**Selected passage**
—————

Dichomeris melanota

Scientific classification
- Kingdom: Animalia
- Phylum: Arthropoda
- Class: Insecta
- Order: Lepidoptera
- Family: Gelechiidae
- Genus: Dichomeris
- Species: D. melanota
- Binomial name: Dichomeris melanota Walsingham, 1911

= Dichomeris melanota =

- Authority: Walsingham, 1911

Species of moth

Dichomeris melanota is a moth in the family Gelechiidae. It was described by Thomas de Grey, 6th Baron Walsingham, in 1911. It is found in Mexico (Veracruz).

The wingspan is about 18 mm. The forewings are slightly lustrous, bluish black, with inconspicuous darker, dull black markings. There is an outwardly oblique streak, arising on the fold at one-third of the wing-length, but not quite reaching the costa before the middle. There are also some minute transverse striae along the dorsum, and a triangulate transverse streak, arising from the costa at three-fourths, pointing outward toward the rather suddenly depressed and angulate apex, then sharply bent inward making two adjacent points directed toward the upper angle of the cell, and again descending with a slight outward curve to the tornus, before which there is a minute ochreous marginal spot. The hindwings are dark brownish fuscous, with a pale ochreous line along the base of the more greyish fuscous cilia.

—————

**Data records**
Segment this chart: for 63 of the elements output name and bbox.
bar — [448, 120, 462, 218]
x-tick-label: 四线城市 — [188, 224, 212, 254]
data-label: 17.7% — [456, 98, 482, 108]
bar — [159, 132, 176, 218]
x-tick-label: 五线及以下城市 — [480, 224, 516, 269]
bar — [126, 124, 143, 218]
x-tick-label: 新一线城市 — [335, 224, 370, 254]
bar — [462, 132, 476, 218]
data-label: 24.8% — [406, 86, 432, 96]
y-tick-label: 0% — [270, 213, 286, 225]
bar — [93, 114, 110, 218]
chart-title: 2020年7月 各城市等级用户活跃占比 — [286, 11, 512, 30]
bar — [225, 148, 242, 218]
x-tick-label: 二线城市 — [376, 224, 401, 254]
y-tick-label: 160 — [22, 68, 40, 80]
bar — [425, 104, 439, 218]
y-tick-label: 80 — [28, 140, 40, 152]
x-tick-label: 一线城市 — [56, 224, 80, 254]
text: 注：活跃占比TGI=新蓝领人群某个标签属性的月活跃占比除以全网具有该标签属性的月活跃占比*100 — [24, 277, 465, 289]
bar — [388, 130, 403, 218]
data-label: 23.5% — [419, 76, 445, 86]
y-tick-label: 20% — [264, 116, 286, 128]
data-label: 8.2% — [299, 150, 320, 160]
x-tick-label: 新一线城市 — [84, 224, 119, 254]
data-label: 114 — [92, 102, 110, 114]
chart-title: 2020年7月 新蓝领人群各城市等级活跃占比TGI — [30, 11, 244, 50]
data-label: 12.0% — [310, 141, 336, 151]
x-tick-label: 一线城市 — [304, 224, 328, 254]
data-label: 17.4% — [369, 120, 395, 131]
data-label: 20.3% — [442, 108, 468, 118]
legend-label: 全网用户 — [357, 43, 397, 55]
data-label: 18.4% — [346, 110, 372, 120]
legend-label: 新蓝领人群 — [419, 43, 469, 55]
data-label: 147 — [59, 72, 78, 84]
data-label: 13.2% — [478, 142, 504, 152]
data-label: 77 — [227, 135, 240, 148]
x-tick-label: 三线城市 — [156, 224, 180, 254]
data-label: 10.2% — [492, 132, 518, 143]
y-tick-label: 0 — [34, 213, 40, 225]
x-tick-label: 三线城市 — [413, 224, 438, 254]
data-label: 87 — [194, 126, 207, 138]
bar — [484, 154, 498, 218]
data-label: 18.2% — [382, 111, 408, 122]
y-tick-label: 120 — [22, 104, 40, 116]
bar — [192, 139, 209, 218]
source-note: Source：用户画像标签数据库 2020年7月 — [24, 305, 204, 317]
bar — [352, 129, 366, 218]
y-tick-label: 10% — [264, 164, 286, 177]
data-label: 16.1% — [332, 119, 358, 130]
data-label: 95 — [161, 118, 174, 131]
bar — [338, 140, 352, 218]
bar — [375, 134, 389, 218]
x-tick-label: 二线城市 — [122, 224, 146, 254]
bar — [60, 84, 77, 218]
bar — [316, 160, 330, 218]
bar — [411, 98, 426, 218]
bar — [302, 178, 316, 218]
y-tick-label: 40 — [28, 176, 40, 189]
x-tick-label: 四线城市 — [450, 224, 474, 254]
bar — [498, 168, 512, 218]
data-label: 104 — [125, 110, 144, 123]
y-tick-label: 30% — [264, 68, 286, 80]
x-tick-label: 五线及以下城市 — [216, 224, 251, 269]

—————

**Task requirements**
**a.** In the Dichomeris melanota article, what color are the moth's hindwings?
**b.** Reproduce the stretch of the Dichomeris melanota article from "Dichomeris melanota is" through "in Mexico (Veracruz).".

**Your responses**
**a.** Dark brownish fuscous.

**b.**
Dichomeris melanota is a moth in the family Gelechiidae. It was described by Thomas de Grey, 6th Baron Walsingham, in 1911. It is found in Mexico (Veracruz).